-- BEGIN --

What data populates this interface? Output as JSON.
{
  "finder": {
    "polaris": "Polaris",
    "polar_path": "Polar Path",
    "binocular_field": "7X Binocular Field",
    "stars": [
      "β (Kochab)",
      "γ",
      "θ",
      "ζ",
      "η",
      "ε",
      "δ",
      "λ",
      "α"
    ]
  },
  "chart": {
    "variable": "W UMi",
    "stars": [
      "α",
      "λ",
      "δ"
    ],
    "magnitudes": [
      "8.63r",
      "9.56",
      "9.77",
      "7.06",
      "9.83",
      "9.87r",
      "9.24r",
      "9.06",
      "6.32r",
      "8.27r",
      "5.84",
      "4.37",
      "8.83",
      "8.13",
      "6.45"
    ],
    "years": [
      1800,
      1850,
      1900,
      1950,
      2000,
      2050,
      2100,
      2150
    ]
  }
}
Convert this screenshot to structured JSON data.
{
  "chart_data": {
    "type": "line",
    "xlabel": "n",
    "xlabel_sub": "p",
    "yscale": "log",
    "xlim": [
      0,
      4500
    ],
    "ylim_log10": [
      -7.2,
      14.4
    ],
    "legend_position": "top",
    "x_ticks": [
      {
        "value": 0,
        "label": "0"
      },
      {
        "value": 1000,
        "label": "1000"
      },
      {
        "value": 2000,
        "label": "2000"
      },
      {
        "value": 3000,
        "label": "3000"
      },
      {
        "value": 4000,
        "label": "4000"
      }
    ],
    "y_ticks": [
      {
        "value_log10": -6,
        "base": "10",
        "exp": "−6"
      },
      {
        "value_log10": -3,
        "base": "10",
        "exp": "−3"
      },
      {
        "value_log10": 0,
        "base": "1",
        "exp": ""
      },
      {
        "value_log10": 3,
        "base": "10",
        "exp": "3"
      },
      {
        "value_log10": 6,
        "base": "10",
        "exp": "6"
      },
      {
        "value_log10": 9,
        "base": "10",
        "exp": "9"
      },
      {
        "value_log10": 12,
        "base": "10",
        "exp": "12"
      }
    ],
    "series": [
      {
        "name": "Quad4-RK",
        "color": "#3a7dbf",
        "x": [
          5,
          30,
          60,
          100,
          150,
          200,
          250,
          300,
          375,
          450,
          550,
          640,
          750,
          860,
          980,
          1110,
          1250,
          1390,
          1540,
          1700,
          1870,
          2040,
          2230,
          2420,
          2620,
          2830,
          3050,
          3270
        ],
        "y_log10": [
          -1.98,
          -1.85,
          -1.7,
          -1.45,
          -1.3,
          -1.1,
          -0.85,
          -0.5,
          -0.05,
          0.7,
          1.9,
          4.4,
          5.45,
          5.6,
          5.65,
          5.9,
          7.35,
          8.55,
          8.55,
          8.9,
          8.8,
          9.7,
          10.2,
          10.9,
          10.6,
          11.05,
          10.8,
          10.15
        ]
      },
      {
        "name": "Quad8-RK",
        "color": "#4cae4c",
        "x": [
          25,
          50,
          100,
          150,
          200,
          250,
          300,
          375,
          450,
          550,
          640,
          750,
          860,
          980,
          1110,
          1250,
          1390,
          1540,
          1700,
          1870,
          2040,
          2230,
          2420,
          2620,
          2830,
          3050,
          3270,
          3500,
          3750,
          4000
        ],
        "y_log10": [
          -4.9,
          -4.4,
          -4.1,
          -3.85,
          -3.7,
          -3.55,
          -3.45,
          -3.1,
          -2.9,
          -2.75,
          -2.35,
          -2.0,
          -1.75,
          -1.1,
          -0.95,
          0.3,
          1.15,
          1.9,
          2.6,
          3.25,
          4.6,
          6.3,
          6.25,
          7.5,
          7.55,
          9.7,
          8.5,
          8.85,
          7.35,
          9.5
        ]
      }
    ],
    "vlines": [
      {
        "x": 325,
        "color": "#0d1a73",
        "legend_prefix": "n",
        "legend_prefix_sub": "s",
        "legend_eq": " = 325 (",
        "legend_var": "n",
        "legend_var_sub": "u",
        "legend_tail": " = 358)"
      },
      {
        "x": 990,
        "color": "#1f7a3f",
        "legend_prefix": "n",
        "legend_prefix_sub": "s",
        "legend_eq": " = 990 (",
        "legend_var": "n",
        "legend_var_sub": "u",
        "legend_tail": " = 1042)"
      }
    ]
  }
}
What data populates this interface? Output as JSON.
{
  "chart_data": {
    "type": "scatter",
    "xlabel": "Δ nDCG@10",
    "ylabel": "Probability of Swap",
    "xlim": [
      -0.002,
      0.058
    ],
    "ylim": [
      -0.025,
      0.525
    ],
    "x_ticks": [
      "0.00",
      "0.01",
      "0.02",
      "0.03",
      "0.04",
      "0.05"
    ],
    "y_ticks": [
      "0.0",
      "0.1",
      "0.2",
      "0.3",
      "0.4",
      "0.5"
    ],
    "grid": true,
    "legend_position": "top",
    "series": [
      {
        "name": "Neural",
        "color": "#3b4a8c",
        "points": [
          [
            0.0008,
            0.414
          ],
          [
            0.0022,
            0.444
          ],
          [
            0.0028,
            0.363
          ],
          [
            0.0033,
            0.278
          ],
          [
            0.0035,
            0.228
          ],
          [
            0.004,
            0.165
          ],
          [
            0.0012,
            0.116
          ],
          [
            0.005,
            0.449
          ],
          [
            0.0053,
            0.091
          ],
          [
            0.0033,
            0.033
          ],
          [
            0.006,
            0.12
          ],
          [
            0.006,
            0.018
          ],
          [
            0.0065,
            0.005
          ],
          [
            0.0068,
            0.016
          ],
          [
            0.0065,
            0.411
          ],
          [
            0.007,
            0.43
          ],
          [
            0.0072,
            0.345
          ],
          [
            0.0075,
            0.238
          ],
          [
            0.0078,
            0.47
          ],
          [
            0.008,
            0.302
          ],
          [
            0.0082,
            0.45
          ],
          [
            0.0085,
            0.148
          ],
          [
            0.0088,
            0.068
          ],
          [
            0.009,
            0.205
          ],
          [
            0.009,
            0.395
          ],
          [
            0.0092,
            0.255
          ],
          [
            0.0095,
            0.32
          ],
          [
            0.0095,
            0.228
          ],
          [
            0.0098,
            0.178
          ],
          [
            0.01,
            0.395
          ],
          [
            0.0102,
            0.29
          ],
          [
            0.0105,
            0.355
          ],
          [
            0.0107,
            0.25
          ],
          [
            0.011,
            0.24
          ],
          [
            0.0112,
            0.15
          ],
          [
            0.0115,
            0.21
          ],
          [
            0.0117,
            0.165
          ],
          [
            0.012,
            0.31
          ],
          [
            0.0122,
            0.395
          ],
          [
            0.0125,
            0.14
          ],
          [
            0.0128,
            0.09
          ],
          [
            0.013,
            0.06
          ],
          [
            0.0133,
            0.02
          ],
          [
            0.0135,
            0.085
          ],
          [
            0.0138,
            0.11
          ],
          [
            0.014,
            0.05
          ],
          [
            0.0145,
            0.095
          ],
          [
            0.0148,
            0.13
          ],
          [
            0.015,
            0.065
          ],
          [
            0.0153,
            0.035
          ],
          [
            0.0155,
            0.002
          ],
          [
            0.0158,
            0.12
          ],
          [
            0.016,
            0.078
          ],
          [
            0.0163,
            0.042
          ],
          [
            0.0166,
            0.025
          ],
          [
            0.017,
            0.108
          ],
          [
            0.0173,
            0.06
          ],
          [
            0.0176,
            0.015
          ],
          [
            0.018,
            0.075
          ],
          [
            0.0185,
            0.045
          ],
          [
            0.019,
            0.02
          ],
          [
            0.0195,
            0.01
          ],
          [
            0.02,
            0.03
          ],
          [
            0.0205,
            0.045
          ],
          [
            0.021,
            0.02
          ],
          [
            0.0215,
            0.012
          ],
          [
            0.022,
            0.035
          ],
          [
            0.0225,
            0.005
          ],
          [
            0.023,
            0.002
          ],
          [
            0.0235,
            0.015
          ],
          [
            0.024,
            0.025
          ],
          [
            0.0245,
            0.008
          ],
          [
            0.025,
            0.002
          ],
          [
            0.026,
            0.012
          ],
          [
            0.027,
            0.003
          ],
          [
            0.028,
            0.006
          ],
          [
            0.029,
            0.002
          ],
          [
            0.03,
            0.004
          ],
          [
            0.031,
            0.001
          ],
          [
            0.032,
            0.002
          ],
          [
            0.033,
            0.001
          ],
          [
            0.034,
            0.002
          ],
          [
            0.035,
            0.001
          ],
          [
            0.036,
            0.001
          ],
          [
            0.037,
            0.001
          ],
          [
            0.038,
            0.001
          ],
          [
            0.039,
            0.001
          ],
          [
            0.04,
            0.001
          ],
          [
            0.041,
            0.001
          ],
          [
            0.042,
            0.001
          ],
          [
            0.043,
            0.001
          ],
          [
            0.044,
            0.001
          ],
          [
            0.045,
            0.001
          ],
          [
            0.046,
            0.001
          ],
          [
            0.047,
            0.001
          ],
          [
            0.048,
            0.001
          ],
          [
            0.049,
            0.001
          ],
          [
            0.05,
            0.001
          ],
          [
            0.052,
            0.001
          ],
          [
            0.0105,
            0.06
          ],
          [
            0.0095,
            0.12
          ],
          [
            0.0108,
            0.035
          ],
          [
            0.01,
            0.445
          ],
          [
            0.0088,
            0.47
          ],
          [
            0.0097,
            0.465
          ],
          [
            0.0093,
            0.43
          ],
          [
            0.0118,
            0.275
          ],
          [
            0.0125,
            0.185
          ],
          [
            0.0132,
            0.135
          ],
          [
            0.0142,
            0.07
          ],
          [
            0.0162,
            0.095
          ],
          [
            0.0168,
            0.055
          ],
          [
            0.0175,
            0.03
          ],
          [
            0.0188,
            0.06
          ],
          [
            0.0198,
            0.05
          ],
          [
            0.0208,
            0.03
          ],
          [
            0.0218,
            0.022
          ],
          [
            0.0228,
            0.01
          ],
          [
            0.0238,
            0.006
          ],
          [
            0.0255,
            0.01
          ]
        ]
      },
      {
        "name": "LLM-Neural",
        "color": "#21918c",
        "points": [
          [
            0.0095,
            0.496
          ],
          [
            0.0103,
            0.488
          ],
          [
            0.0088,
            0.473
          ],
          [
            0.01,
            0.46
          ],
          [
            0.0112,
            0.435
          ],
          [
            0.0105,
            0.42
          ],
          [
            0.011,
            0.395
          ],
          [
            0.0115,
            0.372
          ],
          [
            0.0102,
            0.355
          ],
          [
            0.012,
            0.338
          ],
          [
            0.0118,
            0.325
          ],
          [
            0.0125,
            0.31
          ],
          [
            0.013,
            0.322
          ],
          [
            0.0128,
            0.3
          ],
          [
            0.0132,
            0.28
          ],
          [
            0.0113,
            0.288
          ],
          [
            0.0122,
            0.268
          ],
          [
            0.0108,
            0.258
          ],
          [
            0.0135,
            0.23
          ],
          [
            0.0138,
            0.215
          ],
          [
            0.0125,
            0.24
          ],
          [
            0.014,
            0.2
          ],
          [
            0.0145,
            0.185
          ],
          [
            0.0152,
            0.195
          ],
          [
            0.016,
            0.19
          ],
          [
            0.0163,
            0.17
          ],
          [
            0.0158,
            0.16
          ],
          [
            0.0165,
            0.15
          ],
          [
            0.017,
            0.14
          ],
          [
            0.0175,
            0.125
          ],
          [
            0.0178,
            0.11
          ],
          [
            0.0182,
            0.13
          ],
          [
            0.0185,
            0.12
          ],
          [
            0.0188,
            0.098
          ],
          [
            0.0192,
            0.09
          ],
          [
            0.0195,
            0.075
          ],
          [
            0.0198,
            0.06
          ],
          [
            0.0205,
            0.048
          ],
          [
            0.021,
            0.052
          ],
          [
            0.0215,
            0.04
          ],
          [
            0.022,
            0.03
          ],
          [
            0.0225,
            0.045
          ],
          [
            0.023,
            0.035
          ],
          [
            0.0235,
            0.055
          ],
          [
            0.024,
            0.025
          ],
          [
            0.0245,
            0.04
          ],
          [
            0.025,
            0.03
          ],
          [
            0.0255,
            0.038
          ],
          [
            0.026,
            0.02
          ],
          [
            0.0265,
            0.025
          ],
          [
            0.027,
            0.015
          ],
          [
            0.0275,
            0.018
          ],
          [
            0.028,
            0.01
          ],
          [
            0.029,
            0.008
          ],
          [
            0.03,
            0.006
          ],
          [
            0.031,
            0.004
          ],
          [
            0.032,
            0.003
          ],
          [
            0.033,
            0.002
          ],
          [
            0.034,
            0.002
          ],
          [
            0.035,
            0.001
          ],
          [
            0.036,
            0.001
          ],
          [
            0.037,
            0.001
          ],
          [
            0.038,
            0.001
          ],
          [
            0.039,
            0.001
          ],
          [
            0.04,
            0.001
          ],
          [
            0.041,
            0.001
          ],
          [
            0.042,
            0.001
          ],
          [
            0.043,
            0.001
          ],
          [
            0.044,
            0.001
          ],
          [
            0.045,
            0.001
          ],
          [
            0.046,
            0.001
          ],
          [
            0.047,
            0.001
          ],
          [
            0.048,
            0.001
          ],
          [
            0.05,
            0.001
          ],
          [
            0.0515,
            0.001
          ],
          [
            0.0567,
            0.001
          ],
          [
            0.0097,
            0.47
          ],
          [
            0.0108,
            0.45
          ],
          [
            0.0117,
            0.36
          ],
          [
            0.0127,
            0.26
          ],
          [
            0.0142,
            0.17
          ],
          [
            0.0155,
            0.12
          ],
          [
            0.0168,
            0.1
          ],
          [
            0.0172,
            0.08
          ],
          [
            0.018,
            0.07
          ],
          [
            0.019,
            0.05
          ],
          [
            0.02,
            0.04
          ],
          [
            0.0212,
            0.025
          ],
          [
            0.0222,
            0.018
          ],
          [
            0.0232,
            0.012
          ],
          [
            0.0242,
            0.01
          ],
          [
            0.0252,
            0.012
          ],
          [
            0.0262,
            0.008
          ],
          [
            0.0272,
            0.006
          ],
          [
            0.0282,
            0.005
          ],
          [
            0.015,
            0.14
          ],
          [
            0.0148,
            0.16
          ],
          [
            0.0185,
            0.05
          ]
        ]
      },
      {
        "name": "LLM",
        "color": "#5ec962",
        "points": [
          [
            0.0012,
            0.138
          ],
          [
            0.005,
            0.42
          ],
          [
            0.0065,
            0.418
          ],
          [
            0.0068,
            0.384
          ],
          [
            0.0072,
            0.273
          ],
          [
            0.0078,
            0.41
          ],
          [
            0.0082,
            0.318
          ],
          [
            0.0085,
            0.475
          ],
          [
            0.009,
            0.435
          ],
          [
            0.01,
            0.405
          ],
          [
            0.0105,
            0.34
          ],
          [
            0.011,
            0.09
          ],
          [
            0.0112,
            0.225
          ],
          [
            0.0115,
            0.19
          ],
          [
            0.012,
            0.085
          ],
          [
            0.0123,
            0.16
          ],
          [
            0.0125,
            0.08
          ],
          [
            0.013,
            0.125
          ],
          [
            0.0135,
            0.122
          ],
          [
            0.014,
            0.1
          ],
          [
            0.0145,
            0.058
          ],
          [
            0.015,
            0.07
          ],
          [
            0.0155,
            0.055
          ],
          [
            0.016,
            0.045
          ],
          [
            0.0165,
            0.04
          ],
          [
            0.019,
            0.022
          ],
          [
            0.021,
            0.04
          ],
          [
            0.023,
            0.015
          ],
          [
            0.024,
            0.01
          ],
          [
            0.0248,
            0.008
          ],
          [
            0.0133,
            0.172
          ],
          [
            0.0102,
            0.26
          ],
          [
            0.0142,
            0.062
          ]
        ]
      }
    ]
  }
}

-- END --

▶ **What is needed**:
The word "color" appears in how many lines of the data? Answer with only the number.

▶ **Output of the task**:
7